- What to do
Search the records for the word "Vasodilators" and copy each line in which it appears.

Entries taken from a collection
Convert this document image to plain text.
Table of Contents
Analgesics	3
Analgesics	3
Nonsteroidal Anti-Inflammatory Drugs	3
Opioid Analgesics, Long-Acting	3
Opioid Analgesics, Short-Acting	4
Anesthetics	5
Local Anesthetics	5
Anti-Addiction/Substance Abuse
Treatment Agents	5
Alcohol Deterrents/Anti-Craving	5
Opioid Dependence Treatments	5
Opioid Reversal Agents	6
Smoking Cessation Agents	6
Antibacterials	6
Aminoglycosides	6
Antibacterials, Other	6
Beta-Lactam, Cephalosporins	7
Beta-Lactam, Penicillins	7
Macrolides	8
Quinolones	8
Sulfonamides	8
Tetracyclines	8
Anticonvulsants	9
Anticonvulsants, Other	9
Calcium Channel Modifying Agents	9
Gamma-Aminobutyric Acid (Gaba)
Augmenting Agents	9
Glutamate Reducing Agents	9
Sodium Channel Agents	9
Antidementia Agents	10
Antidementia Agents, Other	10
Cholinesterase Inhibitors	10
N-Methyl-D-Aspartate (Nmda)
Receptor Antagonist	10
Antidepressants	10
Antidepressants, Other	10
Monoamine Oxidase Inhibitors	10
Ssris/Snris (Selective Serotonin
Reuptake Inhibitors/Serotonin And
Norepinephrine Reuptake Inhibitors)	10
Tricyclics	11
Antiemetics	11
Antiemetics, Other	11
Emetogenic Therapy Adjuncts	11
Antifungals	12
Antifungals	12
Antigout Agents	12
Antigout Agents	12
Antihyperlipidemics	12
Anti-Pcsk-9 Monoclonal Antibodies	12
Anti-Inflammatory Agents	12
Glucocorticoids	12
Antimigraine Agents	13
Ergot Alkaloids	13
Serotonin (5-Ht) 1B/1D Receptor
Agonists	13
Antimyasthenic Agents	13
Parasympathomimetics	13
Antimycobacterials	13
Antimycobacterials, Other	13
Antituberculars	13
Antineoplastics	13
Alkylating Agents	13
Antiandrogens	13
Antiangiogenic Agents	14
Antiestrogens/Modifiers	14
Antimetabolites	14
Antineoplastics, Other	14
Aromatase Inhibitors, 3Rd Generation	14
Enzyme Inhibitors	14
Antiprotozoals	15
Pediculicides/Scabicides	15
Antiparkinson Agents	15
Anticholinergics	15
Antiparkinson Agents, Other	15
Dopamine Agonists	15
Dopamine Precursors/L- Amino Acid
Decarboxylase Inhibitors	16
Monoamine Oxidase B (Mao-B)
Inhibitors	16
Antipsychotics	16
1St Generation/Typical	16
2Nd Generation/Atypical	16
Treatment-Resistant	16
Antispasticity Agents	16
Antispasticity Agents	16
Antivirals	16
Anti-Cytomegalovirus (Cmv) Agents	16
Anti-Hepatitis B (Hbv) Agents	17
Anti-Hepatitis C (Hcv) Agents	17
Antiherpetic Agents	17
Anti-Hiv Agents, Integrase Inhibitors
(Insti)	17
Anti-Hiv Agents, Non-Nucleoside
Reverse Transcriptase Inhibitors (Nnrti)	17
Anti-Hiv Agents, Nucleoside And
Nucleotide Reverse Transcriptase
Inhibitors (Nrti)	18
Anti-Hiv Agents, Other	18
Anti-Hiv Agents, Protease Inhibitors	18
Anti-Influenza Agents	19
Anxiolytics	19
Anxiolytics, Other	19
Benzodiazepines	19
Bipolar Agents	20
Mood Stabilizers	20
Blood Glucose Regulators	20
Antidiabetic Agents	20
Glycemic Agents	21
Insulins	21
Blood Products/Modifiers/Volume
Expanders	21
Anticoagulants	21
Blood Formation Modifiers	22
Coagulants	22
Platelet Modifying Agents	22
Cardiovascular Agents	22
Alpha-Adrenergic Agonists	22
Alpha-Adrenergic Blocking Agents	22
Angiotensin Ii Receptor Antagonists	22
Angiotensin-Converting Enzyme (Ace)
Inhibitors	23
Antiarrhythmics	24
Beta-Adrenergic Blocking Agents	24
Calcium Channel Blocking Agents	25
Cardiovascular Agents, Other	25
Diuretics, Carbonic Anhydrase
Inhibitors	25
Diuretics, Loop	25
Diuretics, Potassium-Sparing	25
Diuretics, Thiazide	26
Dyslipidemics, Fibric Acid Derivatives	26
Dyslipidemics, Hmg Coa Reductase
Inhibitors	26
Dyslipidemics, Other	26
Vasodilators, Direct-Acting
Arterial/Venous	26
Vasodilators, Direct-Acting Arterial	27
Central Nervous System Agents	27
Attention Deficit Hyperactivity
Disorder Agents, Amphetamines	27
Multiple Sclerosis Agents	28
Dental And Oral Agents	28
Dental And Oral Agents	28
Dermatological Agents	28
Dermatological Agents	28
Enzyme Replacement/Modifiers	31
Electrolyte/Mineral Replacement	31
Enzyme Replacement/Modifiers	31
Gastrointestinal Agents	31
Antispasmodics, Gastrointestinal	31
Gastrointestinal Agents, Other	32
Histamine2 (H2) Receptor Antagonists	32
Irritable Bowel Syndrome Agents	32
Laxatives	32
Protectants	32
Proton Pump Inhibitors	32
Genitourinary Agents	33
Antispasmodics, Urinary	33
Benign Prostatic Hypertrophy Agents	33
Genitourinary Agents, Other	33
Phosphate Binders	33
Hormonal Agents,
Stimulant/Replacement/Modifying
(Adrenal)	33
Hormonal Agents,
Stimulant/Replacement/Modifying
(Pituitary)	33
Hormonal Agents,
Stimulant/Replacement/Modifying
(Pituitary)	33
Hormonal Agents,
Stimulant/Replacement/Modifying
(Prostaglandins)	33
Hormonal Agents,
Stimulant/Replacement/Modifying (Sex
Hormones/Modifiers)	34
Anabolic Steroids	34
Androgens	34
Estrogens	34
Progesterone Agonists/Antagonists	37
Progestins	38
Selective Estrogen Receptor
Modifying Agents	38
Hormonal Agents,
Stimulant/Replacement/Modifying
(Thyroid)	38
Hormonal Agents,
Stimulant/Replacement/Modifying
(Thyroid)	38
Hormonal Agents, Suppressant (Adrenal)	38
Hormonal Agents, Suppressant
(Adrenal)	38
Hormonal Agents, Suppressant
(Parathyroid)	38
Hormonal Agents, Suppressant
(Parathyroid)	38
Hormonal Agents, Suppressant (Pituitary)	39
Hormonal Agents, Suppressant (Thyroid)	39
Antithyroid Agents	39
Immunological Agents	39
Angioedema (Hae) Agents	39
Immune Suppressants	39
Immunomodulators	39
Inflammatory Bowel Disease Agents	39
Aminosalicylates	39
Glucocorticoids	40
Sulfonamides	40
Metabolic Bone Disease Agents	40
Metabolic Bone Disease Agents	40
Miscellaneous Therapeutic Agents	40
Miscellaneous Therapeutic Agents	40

- Written reply
Vasodilators, Direct-Acting
Vasodilators, Direct-Acting Arterial	27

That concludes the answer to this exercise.